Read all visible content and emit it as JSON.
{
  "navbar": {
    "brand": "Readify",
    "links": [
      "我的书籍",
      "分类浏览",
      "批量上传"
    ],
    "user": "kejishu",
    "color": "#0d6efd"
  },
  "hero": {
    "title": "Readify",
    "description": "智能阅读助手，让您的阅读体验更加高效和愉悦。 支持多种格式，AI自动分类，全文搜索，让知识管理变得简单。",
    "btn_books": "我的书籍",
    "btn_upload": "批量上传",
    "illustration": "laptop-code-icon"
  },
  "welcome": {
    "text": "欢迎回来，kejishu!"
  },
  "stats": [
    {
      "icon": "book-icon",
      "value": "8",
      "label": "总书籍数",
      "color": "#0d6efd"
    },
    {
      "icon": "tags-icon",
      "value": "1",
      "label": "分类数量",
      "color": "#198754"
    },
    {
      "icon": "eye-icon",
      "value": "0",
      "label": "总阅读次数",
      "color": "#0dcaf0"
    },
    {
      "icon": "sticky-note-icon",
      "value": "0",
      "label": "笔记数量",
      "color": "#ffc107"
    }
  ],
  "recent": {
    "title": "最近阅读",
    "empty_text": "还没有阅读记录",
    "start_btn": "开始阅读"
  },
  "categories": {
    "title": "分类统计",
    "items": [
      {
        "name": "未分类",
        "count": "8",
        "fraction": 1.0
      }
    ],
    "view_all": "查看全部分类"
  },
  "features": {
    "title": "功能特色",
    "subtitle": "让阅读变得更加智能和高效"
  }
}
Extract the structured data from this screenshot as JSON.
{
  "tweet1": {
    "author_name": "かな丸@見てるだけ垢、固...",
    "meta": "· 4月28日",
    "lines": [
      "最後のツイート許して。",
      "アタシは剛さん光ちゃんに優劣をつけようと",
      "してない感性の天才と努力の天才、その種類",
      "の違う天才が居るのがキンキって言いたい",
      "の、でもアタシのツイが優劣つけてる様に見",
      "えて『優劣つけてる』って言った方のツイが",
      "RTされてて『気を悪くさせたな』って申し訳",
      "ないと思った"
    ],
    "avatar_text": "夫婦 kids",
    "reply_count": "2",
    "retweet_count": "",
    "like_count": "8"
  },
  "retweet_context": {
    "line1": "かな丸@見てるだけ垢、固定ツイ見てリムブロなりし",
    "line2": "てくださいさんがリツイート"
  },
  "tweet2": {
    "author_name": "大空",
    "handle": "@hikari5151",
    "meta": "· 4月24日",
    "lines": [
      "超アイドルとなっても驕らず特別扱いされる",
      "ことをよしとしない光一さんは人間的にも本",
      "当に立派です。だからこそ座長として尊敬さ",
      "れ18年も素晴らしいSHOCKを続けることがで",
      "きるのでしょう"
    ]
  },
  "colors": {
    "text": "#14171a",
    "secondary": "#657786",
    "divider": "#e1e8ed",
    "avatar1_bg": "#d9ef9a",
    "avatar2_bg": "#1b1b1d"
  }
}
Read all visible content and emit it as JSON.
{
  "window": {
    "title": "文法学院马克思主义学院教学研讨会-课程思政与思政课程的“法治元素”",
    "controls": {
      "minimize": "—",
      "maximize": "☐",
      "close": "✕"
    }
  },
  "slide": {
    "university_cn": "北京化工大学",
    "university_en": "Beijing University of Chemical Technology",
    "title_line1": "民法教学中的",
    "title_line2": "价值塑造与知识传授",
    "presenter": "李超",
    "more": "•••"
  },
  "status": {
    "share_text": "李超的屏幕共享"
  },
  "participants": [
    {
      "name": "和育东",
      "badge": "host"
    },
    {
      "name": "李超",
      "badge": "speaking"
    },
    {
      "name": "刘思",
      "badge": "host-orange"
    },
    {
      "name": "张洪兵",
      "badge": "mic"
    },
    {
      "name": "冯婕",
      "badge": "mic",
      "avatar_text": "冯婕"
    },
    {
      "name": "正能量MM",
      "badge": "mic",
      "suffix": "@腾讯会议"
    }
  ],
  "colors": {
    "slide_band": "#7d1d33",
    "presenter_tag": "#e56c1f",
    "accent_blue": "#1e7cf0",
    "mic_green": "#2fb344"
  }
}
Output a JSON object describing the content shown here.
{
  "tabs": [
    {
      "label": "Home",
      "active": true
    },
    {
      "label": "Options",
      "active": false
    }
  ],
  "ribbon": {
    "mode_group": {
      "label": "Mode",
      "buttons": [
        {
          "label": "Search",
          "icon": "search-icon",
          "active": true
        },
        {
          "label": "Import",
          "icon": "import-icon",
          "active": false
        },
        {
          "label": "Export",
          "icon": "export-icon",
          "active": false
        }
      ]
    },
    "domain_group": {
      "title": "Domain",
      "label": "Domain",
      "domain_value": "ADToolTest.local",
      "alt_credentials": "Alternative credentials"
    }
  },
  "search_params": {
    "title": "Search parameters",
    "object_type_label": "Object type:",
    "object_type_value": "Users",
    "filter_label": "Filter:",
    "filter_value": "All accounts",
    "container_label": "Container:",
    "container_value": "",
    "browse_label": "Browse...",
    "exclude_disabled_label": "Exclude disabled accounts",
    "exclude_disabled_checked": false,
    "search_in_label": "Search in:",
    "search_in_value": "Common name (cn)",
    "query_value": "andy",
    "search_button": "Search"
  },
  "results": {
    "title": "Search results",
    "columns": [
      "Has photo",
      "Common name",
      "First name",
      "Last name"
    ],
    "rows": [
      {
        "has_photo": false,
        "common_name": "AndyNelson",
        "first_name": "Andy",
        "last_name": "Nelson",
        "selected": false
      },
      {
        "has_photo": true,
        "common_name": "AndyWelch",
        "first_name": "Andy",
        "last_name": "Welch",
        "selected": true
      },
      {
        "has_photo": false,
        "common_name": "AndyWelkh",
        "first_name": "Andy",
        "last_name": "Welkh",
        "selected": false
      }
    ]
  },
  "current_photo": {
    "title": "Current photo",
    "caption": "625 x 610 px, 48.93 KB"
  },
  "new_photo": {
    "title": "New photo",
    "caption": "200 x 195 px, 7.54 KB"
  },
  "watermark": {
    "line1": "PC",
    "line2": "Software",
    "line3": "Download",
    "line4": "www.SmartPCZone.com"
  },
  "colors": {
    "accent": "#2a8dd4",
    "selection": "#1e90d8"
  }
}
━━━━━━━━━━
WORK REQUIRED:
Please output every record, keeping each line exact.

RESULT OF THIS EXERCISE:
Read all visible content and emit it as JSON.
{
  "navbar": {
    "brand": "Readify",
    "links": [
      "我的书籍",
      "分类浏览",
      "批量上传"
    ],
    "user": "kejishu",
    "color": "#0d6efd"
  },
  "hero": {
    "title": "Readify",
    "description": "智能阅读助手，让您的阅读体验更加高效和愉悦。 支持多种格式，AI自动分类，全文搜索，让知识管理变得简单。",
    "btn_books": "我的书籍",
    "btn_upload": "批量上传",
    "illustration": "laptop-code-icon"
  },
  "welcome": {
    "text": "欢迎回来，kejishu!"
  },
  "stats": [
    {
      "icon": "book-icon",
      "value": "8",
      "label": "总书籍数",
      "color": "#0d6efd"
    },
    {
      "icon": "tags-icon",
      "value": "1",
      "label": "分类数量",
      "color": "#198754"
    },
    {
      "icon": "eye-icon",
      "value": "0",
      "label": "总阅读次数",
      "color": "#0dcaf0"
    },
    {
      "icon": "sticky-note-icon",
      "value": "0",
      "label": "笔记数量",
      "color": "#ffc107"
    }
  ],
  "recent": {
    "title": "最近阅读",
    "empty_text": "还没有阅读记录",
    "start_btn": "开始阅读"
  },
  "categories": {
    "title": "分类统计",
    "items": [
      {
        "name": "未分类",
        "count": "8",
        "fraction": 1.0
      }
    ],
    "view_all": "查看全部分类"
  },
  "features": {
    "title": "功能特色",
    "subtitle": "让阅读变得更加智能和高效"
  }
}
Extract the structured data from this screenshot as JSON.
{
  "tweet1": {
    "author_name": "かな丸@見てるだけ垢、固...",
    "meta": "· 4月28日",
    "lines": [
      "最後のツイート許して。",
      "アタシは剛さん光ちゃんに優劣をつけようと",
      "してない感性の天才と努力の天才、その種類",
      "の違う天才が居るのがキンキって言いたい",
      "の、でもアタシのツイが優劣つけてる様に見",
      "えて『優劣つけてる』って言った方のツイが",
      "RTされてて『気を悪くさせたな』って申し訳",
      "ないと思った"
    ],
    "avatar_text": "夫婦 kids",
    "reply_count": "2",
    "retweet_count": "",
    "like_count": "8"
  },
  "retweet_context": {
    "line1": "かな丸@見てるだけ垢、固定ツイ見てリムブロなりし",
    "line2": "てくださいさんがリツイート"
  },
  "tweet2": {
    "author_name": "大空",
    "handle": "@hikari5151",
    "meta": "· 4月24日",
    "lines": [
      "超アイドルとなっても驕らず特別扱いされる",
      "ことをよしとしない光一さんは人間的にも本",
      "当に立派です。だからこそ座長として尊敬さ",
      "れ18年も素晴らしいSHOCKを続けることがで",
      "きるのでしょう"
    ]
  },
  "colors": {
    "text": "#14171a",
    "secondary": "#657786",
    "divider": "#e1e8ed",
    "avatar1_bg": "#d9ef9a",
    "avatar2_bg": "#1b1b1d"
  }
}
Read all visible content and emit it as JSON.
{
  "window": {
    "title": "文法学院马克思主义学院教学研讨会-课程思政与思政课程的“法治元素”",
    "controls": {
      "minimize": "—",
      "maximize": "☐",
      "close": "✕"
    }
  },
  "slide": {
    "university_cn": "北京化工大学",
    "university_en": "Beijing University of Chemical Technology",
    "title_line1": "民法教学中的",
    "title_line2": "价值塑造与知识传授",
    "presenter": "李超",
    "more": "•••"
  },
  "status": {
    "share_text": "李超的屏幕共享"
  },
  "participants": [
    {
      "name": "和育东",
      "badge": "host"
    },
    {
      "name": "李超",
      "badge": "speaking"
    },
    {
      "name": "刘思",
      "badge": "host-orange"
    },
    {
      "name": "张洪兵",
      "badge": "mic"
    },
    {
      "name": "冯婕",
      "badge": "mic",
      "avatar_text": "冯婕"
    },
    {
      "name": "正能量MM",
      "badge": "mic",
      "suffix": "@腾讯会议"
    }
  ],
  "colors": {
    "slide_band": "#7d1d33",
    "presenter_tag": "#e56c1f",
    "accent_blue": "#1e7cf0",
    "mic_green": "#2fb344"
  }
}
Output a JSON object describing the content shown here.
{
  "tabs": [
    {
      "label": "Home",
      "active": true
    },
    {
      "label": "Options",
      "active": false
    }
  ],
  "ribbon": {
    "mode_group": {
      "label": "Mode",
      "buttons": [
        {
          "label": "Search",
          "icon": "search-icon",
          "active": true
        },
        {
          "label": "Import",
          "icon": "import-icon",
          "active": false
        },
        {
          "label": "Export",
          "icon": "export-icon",
          "active": false
        }
      ]
    },
    "domain_group": {
      "title": "Domain",
      "label": "Domain",
      "domain_value": "ADToolTest.local",
      "alt_credentials": "Alternative credentials"
    }
  },
  "search_params": {
    "title": "Search parameters",
    "object_type_label": "Object type:",
    "object_type_value": "Users",
    "filter_label": "Filter:",
    "filter_value": "All accounts",
    "container_label": "Container:",
    "container_value": "",
    "browse_label": "Browse...",
    "exclude_disabled_label": "Exclude disabled accounts",
    "exclude_disabled_checked": false,
    "search_in_label": "Search in:",
    "search_in_value": "Common name (cn)",
    "query_value": "andy",
    "search_button": "Search"
  },
  "results": {
    "title": "Search results",
    "columns": [
      "Has photo",
      "Common name",
      "First name",
      "Last name"
    ],
    "rows": [
      {
        "has_photo": false,
        "common_name": "AndyNelson",
        "first_name": "Andy",
        "last_name": "Nelson",
        "selected": false
      },
      {
        "has_photo": true,
        "common_name": "AndyWelch",
        "first_name": "Andy",
        "last_name": "Welch",
        "selected": true
      },
      {
        "has_photo": false,
        "common_name": "AndyWelkh",
        "first_name": "Andy",
        "last_name": "Welkh",
        "selected": false
      }
    ]
  },
  "current_photo": {
    "title": "Current photo",
    "caption": "625 x 610 px, 48.93 KB"
  },
  "new_photo": {
    "title": "New photo",
    "caption": "200 x 195 px, 7.54 KB"
  },
  "watermark": {
    "line1": "PC",
    "line2": "Software",
    "line3": "Download",
    "line4": "www.SmartPCZone.com"
  },
  "colors": {
    "accent": "#2a8dd4",
    "selection": "#1e90d8"
  }
}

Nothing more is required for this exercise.